[Aim]: Identify each line in the records below that contains the word "imputation", and copy it.

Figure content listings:
>> start
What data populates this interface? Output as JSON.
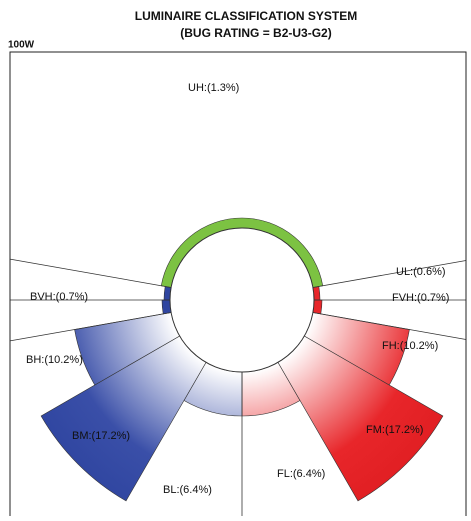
{
  "header": {
    "title": "LUMINAIRE CLASSIFICATION SYSTEM",
    "subtitle": "(BUG RATING = B2-U3-G2)",
    "wattage": "100W"
  },
  "zones": [
    {
      "label": "UH:(1.3%)"
    },
    {
      "label": "UL:(0.6%)"
    },
    {
      "label": "BVH:(0.7%)"
    },
    {
      "label": "FVH:(0.7%)"
    },
    {
      "label": "BH:(10.2%)"
    },
    {
      "label": "FH:(10.2%)"
    },
    {
      "label": "BM:(17.2%)"
    },
    {
      "label": "FM:(17.2%)"
    },
    {
      "label": "BL:(6.4%)"
    },
    {
      "label": "FL:(6.4%)"
    }
  ]
}
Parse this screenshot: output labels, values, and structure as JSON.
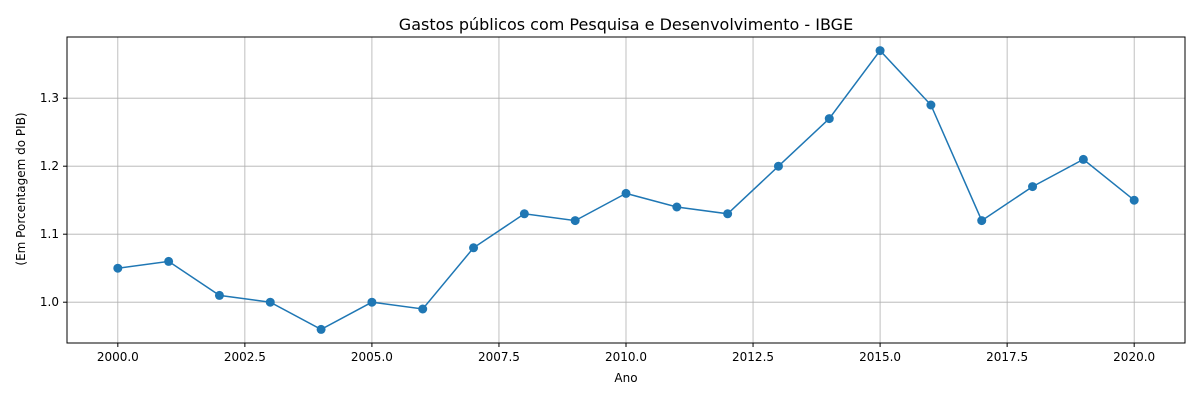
{
  "chart_data": {
    "type": "line",
    "title": "Gastos públicos com Pesquisa e Desenvolvimento - IBGE",
    "xlabel": "Ano",
    "ylabel": "(Em Porcentagem do PIB)",
    "xlim": [
      1999.0,
      2021.0
    ],
    "ylim": [
      0.94,
      1.39
    ],
    "grid": true,
    "x_ticks": [
      "2000.0",
      "2002.5",
      "2005.0",
      "2007.5",
      "2010.0",
      "2012.5",
      "2015.0",
      "2017.5",
      "2020.0"
    ],
    "y_ticks": [
      "1.0",
      "1.1",
      "1.2",
      "1.3"
    ],
    "series_color": "#1f77b4",
    "x": [
      2000,
      2001,
      2002,
      2003,
      2004,
      2005,
      2006,
      2007,
      2008,
      2009,
      2010,
      2011,
      2012,
      2013,
      2014,
      2015,
      2016,
      2017,
      2018,
      2019,
      2020
    ],
    "values": [
      1.05,
      1.06,
      1.01,
      1.0,
      0.96,
      1.0,
      0.99,
      1.08,
      1.13,
      1.12,
      1.16,
      1.14,
      1.13,
      1.2,
      1.27,
      1.37,
      1.29,
      1.12,
      1.17,
      1.21,
      1.15
    ]
  }
}
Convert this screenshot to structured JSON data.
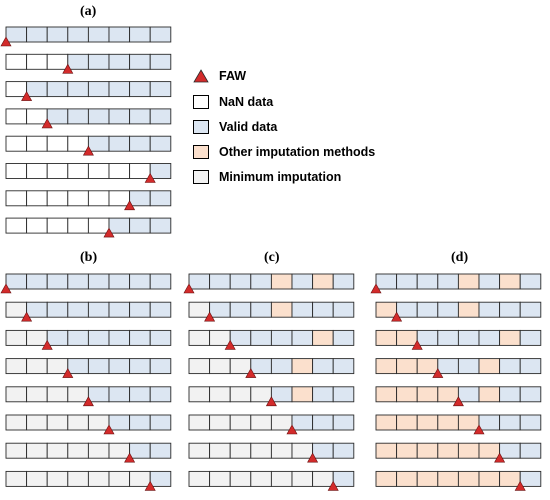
{
  "colors": {
    "nan": "#ffffff",
    "valid": "#dce6f2",
    "other": "#fbe0cd",
    "minimum": "#f2f2f2",
    "triangle": "#d32b2b",
    "border": "#2b2b2b"
  },
  "legend": [
    {
      "key": "faw",
      "label": "FAW",
      "symbol": "triangle"
    },
    {
      "key": "nan",
      "label": "NaN data",
      "symbol": "box"
    },
    {
      "key": "valid",
      "label": "Valid data",
      "symbol": "box"
    },
    {
      "key": "other",
      "label": "Other imputation methods",
      "symbol": "box"
    },
    {
      "key": "minimum",
      "label": "Minimum imputation",
      "symbol": "box"
    }
  ],
  "panels": [
    {
      "id": "a",
      "label": "(a)",
      "rows": [
        {
          "cells": "VVVVVVVV",
          "faw": 0
        },
        {
          "cells": "NNNVVVVV",
          "faw": 3
        },
        {
          "cells": "NVVVVVVV",
          "faw": 1
        },
        {
          "cells": "NNVVVVVV",
          "faw": 2
        },
        {
          "cells": "NNNNVVVV",
          "faw": 4
        },
        {
          "cells": "NNNNNNNV",
          "faw": 7
        },
        {
          "cells": "NNNNNNVV",
          "faw": 6
        },
        {
          "cells": "NNNNNVVV",
          "faw": 5
        }
      ]
    },
    {
      "id": "b",
      "label": "(b)",
      "rows": [
        {
          "cells": "VVVVVVVV",
          "faw": 0
        },
        {
          "cells": "MVVVVVVV",
          "faw": 1
        },
        {
          "cells": "MMVVVVVV",
          "faw": 2
        },
        {
          "cells": "MMMVVVVV",
          "faw": 3
        },
        {
          "cells": "MMMMVVVV",
          "faw": 4
        },
        {
          "cells": "MMMMMVVV",
          "faw": 5
        },
        {
          "cells": "MMMMMMVV",
          "faw": 6
        },
        {
          "cells": "MMMMMMMV",
          "faw": 7
        }
      ]
    },
    {
      "id": "c",
      "label": "(c)",
      "rows": [
        {
          "cells": "VVVVOVOV",
          "faw": 0
        },
        {
          "cells": "MVVVOVVV",
          "faw": 1
        },
        {
          "cells": "MMVVVVOV",
          "faw": 2
        },
        {
          "cells": "MMMVVOVV",
          "faw": 3
        },
        {
          "cells": "MMMMVOVV",
          "faw": 4
        },
        {
          "cells": "MMMMMVVV",
          "faw": 5
        },
        {
          "cells": "MMMMMMVV",
          "faw": 6
        },
        {
          "cells": "MMMMMMMV",
          "faw": 7
        }
      ]
    },
    {
      "id": "d",
      "label": "(d)",
      "rows": [
        {
          "cells": "VVVVOVOV",
          "faw": 0
        },
        {
          "cells": "OVVVOVVV",
          "faw": 1
        },
        {
          "cells": "OOVVVVOV",
          "faw": 2
        },
        {
          "cells": "OOOVVOVV",
          "faw": 3
        },
        {
          "cells": "OOOOVOVV",
          "faw": 4
        },
        {
          "cells": "OOOOOVVV",
          "faw": 5
        },
        {
          "cells": "OOOOOOVV",
          "faw": 6
        },
        {
          "cells": "OOOOOOOV",
          "faw": 7
        }
      ]
    }
  ]
}
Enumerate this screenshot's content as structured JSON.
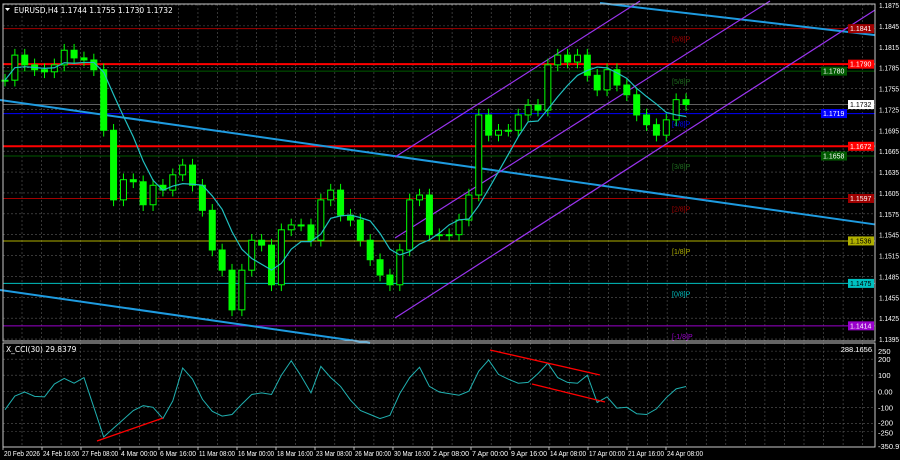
{
  "header": {
    "symbol": "EURUSD,H4",
    "ohlc": "1.1744 1.1755 1.1730 1.1732"
  },
  "indicator": {
    "label": "X_CCI(30) 29.8379"
  },
  "colors": {
    "background": "#000000",
    "candle": "#00ff00",
    "ma": "#20c0c0",
    "trend_channel": "#1e9be0",
    "regression_channel": "#9933ee",
    "divergence": "#ff0000",
    "cci": "#20b0b0"
  },
  "chart_data": {
    "type": "candlestick",
    "symbol": "EURUSD",
    "timeframe": "H4",
    "grid": true,
    "price_axis": {
      "range": [
        1.1395,
        1.1875
      ],
      "ticks": [
        "1.1875",
        "1.1845",
        "1.1815",
        "1.1785",
        "1.1755",
        "1.1725",
        "1.1695",
        "1.1665",
        "1.1635",
        "1.1605",
        "1.1575",
        "1.1545",
        "1.1515",
        "1.1485",
        "1.1455",
        "1.1425",
        "1.1395"
      ]
    },
    "time_axis": {
      "ticks": [
        "20 Feb 2026",
        "24 Feb 16:00",
        "27 Feb 08:00",
        "4 Mar 00:00",
        "6 Mar 16:00",
        "11 Mar 08:00",
        "16 Mar 00:00",
        "18 Mar 16:00",
        "23 Mar 08:00",
        "26 Mar 00:00",
        "30 Mar 16:00",
        "2 Apr 08:00",
        "7 Apr 00:00",
        "9 Apr 16:00",
        "14 Apr 08:00",
        "17 Apr 00:00",
        "21 Apr 16:00",
        "24 Apr 08:00"
      ]
    },
    "closes": [
      1.1767,
      1.1803,
      1.1789,
      1.1782,
      1.1779,
      1.1789,
      1.181,
      1.1799,
      1.1796,
      1.1782,
      1.1695,
      1.1595,
      1.1624,
      1.1621,
      1.1588,
      1.1616,
      1.1609,
      1.1631,
      1.1645,
      1.1616,
      1.158,
      1.1523,
      1.1494,
      1.1437,
      1.1494,
      1.1537,
      1.153,
      1.1473,
      1.1552,
      1.1559,
      1.1559,
      1.1537,
      1.1595,
      1.1609,
      1.1573,
      1.1566,
      1.1537,
      1.1509,
      1.1487,
      1.1473,
      1.1523,
      1.1595,
      1.1602,
      1.1545,
      1.1545,
      1.1545,
      1.1566,
      1.1602,
      1.1717,
      1.1688,
      1.1695,
      1.1695,
      1.1717,
      1.1731,
      1.1724,
      1.1789,
      1.1803,
      1.1793,
      1.1803,
      1.1774,
      1.1753,
      1.1782,
      1.176,
      1.1746,
      1.1717,
      1.1703,
      1.1688,
      1.171,
      1.1739,
      1.1732
    ],
    "last_price": {
      "value": "1.1732",
      "color": "#ffffff"
    },
    "levels": [
      {
        "price": "1.1841",
        "label": "[6/8]P",
        "color": "#a00000",
        "width": 1
      },
      {
        "price": "1.1790",
        "label": "",
        "color": "#ff0000",
        "width": 2
      },
      {
        "price": "1.1780",
        "label": "[5/8]P",
        "color": "#005a00",
        "width": 1
      },
      {
        "price": "1.1719",
        "label": "[4/8]P",
        "color": "#0000ff",
        "width": 1
      },
      {
        "price": "1.1672",
        "label": "",
        "color": "#ff0000",
        "width": 2
      },
      {
        "price": "1.1658",
        "label": "[3/8]P",
        "color": "#005a00",
        "width": 1
      },
      {
        "price": "1.1597",
        "label": "[2/8]P",
        "color": "#a00000",
        "width": 1
      },
      {
        "price": "1.1536",
        "label": "[1/8]P",
        "color": "#b0b000",
        "width": 1
      },
      {
        "price": "1.1475",
        "label": "[0/8]P",
        "color": "#00c0c0",
        "width": 1
      },
      {
        "price": "1.1414",
        "label": "[-1/8]P",
        "color": "#9900cc",
        "width": 1
      }
    ],
    "cci": {
      "period": 30,
      "current": 29.8379,
      "axis_ticks": [
        "288.1656",
        "250",
        "200",
        "100",
        "0.00",
        "-100",
        "-200",
        "-250",
        "-350.973"
      ],
      "range": [
        -350.973,
        288.1656
      ],
      "values": [
        -115,
        -30,
        -5,
        -32,
        -35,
        45,
        80,
        50,
        85,
        -100,
        -285,
        -230,
        -175,
        -120,
        -90,
        -100,
        -170,
        -60,
        145,
        75,
        -50,
        -125,
        -155,
        -145,
        -80,
        -20,
        -10,
        -20,
        100,
        190,
        95,
        -10,
        155,
        85,
        30,
        -55,
        -120,
        -145,
        -170,
        -150,
        -15,
        85,
        150,
        30,
        -5,
        -15,
        -25,
        0,
        125,
        195,
        105,
        75,
        50,
        55,
        110,
        175,
        85,
        55,
        50,
        100,
        -70,
        -35,
        -105,
        -100,
        -140,
        -145,
        -110,
        -40,
        15,
        29.84
      ]
    }
  }
}
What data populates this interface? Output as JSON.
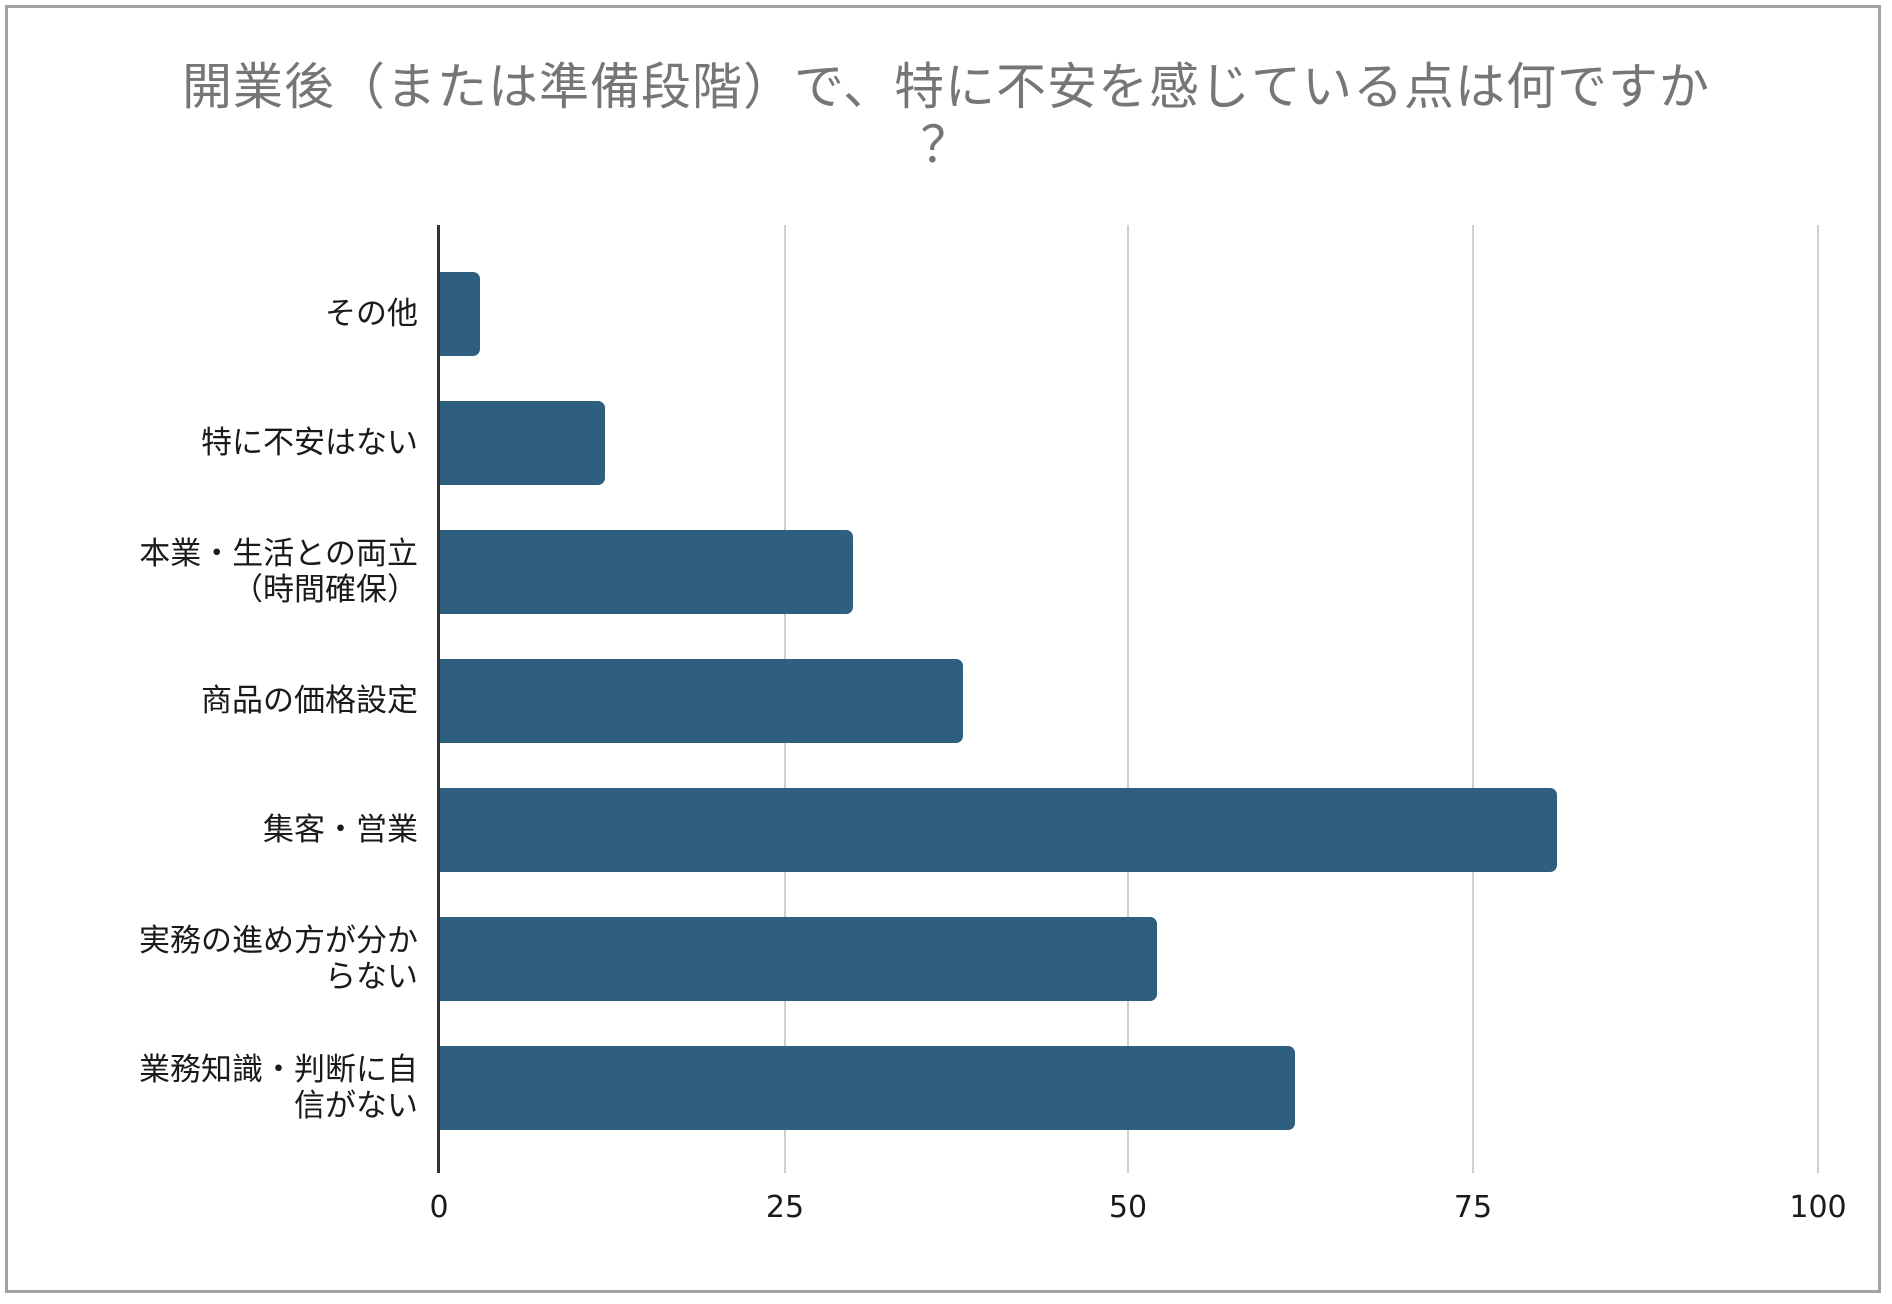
>> end
[Solution to this task]:
      "label": "Other imputation methods",
      "label": "Minimum imputation",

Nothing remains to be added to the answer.